Tell me how many lines hold "name", please, using only the number.

+---+

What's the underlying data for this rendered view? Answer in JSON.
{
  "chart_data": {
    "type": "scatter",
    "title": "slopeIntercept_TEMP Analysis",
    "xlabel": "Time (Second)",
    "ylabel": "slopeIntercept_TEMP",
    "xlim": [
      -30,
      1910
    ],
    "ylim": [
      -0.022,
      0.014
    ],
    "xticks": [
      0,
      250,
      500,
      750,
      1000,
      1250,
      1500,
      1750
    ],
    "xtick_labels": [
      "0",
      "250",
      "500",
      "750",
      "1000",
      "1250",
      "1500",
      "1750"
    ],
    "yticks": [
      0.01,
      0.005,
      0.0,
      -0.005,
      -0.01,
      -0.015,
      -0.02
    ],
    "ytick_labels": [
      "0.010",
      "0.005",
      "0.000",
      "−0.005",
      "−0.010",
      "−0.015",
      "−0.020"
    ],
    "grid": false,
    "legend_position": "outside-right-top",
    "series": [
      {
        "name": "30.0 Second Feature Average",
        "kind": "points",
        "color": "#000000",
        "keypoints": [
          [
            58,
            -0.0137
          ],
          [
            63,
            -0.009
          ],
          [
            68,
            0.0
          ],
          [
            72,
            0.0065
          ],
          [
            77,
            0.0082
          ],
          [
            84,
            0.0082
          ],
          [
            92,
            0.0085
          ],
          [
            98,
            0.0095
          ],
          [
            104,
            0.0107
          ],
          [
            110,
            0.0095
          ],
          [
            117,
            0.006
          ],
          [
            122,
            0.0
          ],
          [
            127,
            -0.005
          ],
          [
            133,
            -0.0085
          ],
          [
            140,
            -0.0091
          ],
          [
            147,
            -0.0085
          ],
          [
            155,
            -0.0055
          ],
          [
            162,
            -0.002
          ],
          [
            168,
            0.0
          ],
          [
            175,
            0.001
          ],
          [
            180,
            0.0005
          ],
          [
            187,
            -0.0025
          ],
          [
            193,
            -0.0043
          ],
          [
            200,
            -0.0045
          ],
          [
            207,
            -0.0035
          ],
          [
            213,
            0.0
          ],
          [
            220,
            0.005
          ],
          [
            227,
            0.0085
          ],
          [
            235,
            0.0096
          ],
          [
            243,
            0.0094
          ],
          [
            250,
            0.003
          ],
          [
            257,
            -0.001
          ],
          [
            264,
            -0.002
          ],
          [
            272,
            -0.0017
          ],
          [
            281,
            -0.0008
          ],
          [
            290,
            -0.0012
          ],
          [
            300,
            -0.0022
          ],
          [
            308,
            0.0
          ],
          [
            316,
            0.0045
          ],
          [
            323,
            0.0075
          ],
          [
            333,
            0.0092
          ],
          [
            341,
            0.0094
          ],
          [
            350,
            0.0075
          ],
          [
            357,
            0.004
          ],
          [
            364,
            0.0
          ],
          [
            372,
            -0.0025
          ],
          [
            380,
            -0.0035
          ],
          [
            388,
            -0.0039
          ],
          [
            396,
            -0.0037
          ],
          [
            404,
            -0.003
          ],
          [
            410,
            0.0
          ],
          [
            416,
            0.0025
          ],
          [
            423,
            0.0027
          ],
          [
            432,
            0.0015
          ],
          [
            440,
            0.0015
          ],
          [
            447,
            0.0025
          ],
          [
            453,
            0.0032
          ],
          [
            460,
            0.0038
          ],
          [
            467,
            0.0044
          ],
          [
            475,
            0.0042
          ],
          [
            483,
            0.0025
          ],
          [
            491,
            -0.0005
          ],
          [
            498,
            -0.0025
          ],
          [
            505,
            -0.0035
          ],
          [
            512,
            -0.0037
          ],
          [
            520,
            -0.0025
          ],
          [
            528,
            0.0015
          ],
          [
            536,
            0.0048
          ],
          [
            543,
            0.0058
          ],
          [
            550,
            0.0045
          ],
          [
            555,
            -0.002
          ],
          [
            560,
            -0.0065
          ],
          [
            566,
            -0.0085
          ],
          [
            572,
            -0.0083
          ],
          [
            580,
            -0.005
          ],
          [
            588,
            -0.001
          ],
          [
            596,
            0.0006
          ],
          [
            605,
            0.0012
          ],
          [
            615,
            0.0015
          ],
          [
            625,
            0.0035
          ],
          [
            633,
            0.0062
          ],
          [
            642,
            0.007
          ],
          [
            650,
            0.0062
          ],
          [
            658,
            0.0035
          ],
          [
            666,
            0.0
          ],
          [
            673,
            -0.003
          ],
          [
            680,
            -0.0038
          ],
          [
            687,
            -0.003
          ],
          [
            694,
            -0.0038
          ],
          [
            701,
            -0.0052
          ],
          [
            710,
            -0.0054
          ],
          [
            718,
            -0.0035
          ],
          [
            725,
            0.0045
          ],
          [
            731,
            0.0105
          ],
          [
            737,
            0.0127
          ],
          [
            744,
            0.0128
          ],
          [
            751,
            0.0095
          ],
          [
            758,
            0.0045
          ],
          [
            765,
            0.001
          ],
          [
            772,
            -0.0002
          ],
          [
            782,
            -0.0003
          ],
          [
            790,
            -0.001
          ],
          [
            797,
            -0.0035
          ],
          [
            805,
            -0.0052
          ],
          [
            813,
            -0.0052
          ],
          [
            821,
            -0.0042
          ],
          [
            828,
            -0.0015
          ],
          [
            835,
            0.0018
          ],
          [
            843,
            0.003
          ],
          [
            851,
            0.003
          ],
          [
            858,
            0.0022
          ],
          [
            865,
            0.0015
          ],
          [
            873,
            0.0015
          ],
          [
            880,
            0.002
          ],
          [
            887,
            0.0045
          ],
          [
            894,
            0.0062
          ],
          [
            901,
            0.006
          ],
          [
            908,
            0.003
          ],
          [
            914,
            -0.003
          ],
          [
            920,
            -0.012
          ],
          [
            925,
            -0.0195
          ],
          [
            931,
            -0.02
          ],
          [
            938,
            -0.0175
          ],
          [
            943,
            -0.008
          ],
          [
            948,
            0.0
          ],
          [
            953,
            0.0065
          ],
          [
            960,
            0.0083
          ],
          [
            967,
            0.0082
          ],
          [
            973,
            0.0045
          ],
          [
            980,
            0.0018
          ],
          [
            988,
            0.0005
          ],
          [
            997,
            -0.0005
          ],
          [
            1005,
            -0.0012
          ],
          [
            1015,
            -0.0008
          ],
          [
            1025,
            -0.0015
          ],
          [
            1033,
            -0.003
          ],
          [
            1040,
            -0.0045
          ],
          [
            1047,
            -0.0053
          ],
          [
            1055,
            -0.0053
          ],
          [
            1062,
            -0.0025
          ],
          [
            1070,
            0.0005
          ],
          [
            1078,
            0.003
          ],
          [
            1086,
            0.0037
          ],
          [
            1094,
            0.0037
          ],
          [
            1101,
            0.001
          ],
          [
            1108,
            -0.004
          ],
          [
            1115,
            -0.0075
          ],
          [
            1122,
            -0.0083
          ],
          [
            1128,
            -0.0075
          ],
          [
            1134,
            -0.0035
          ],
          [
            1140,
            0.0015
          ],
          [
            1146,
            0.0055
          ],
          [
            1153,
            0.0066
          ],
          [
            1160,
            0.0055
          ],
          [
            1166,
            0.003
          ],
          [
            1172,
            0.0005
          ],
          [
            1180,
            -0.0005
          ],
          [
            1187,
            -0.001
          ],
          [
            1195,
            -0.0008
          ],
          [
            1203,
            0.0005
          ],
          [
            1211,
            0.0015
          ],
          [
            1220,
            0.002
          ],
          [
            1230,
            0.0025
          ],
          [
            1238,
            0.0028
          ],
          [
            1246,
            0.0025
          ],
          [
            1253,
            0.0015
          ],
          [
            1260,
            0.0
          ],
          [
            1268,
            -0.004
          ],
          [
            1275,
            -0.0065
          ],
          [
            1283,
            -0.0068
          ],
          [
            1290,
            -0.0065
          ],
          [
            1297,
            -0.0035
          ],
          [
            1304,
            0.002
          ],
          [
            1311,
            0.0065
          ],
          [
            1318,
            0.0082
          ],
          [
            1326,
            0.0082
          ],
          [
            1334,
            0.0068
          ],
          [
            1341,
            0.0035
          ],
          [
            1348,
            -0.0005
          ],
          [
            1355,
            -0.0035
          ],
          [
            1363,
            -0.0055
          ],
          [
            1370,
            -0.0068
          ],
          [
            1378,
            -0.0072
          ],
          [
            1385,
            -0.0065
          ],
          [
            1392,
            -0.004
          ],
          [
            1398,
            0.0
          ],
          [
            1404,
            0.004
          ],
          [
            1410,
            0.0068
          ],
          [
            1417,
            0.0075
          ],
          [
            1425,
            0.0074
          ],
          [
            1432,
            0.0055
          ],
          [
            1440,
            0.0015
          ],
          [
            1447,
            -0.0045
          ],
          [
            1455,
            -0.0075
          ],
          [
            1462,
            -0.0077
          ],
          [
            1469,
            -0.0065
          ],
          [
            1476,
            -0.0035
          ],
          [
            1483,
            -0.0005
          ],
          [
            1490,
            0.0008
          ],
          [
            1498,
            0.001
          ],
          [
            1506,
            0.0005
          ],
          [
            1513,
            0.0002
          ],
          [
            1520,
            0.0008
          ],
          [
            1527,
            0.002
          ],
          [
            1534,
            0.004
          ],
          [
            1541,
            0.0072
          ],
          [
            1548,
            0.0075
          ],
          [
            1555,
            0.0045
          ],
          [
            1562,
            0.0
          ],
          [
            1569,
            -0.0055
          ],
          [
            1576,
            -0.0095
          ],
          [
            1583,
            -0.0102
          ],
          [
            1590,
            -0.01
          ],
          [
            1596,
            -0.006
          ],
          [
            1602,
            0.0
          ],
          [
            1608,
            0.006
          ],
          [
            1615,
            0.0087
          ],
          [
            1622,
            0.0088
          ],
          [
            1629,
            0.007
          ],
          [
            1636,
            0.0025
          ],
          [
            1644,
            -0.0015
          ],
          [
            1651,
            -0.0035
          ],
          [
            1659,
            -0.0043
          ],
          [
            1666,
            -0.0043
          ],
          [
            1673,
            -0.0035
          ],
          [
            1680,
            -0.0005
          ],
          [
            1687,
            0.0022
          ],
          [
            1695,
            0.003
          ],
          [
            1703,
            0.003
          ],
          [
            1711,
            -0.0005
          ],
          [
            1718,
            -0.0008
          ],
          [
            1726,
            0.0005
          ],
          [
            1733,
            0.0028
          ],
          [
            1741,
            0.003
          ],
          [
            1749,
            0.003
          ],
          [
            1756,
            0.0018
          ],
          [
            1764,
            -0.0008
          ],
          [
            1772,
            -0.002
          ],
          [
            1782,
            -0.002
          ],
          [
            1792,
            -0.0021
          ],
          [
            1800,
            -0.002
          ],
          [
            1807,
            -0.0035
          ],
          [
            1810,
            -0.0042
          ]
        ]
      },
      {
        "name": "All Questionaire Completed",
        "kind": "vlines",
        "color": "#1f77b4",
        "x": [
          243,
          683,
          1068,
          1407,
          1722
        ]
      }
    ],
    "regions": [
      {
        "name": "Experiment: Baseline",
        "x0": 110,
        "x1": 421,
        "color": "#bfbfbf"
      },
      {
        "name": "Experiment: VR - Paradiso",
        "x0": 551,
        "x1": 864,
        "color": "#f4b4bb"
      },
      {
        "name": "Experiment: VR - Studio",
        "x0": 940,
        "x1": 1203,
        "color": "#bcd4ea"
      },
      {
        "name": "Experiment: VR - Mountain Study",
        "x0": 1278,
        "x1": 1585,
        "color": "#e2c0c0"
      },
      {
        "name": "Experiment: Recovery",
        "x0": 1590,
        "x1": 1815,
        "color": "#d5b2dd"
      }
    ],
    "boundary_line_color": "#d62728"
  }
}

+---+

• Full response:
7